START PAGE EXTRACT
Macropharyngodon choati (Choat's Leopard Wrasse) Breeding Guide
Macropharyngodon choati is an Australian leopard wrasse notorious for low survival on import. It is protogynous, sleeps in sand and broadcast-spawns pelagic eggs; it is not bred in aquaria.
Overview
Macropharyngodon choati, Choat's Leopard Wrasse, is a labrid endemic to the Western Pacific waters of Australia. FishBase records it from channels and seaward reefs, usually at 0-30 m, in subtropical water of 23-26 °C. Its body is whitish with orange blotches and bands and a black, yellow-edged spot on the opercle. FishBase classifies it as oviparous with distinct pairing during breeding.
Sexing
As a leopard wrasse, the species is a sequential protogynous hermaphrodite in which females can transition to males according to social rank. Reef Builders recommends keeping leopard wrasses in haremic groups of one male with several females. Reliable visual sexing for pairing is therefore not practical at purchase.
Conditioning
Leopard wrasses graze continuously on micro and macro invertebrate fauna in the substrate. Reef Builders notes the captive environment best suited to them is a mature, well-established reef, not a fish-only system. M. choati is among the hardest to feed successfully on import, and no conditioning protocol leading to captive spawning has been published.
Breeding Setup
No aquarium breeding setup exists. The species needs a soft sand bed to seek refuge in at nightfall and a well-aged reef rich in live food. Given its notoriously low survival rate in captivity, establishing a stable group is itself the limiting step, well before any reproductive attempt.
Spawning Behavior & Trigger
As a labrid, M. choati broadcast-spawns pelagic eggs into the water column with no parental care, and FishBase records distinct pairing during breeding. The triggers are reef-scale environmental cues rather than tank parameters, so spontaneous spawning is not expected in captivity.
Egg & Fry Care
Eggs and the resulting larvae are pelagic, drifting in the plankton until settlement. The very small first-feeding larval stages cannot be reared in home aquaria, which is the central reason the species is not captive-bred.
Common Challenges
Choat's Leopard Wrasse combines exceptionally low import survival, a strict requirement for a mature reef with live micro-invertebrate food and a sand bed, broadcast pelagic spawning and protogynous social biology. These factors make purposeful breeding impractical and reserve the species for the most experienced aquarists.
END PAGE EXTRACT
START EXTRACTED ENTRIES
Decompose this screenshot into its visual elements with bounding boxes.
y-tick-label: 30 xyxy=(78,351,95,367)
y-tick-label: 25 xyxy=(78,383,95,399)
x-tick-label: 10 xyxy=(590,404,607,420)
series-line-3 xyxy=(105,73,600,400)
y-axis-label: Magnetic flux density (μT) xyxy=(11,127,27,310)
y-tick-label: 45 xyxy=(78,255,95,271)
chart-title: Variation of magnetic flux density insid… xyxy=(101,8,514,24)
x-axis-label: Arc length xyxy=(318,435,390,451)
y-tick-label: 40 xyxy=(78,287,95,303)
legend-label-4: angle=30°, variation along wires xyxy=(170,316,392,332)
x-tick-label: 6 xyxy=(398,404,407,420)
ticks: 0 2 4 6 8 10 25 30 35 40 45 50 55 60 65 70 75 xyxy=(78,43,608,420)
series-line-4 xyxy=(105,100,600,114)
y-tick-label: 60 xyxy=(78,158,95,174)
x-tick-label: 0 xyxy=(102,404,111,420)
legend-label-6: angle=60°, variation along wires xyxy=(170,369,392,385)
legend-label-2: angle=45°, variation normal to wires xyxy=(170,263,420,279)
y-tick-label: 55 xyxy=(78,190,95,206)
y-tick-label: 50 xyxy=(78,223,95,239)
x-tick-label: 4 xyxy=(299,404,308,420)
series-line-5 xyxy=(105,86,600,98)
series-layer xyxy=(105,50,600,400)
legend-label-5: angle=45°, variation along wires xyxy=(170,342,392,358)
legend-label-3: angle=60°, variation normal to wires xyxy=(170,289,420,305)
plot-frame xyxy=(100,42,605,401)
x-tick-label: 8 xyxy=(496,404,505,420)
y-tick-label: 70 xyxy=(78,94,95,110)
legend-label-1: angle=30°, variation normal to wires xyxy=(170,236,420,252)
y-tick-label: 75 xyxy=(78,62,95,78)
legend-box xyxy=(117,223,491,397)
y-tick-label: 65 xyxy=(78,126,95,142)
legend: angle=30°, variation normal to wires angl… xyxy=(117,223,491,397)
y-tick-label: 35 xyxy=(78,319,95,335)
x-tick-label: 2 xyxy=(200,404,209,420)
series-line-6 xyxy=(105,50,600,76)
END EXTRACTED ENTRIES
■ WHAT NEEDS TO BE DONE ■
In the breeding guide for Choat's Leopard Wrasse, what does the species need to seek refuge in at nightfall? The rows aren't needed for this.

■ RESULT BELOW ■
A soft sand bed.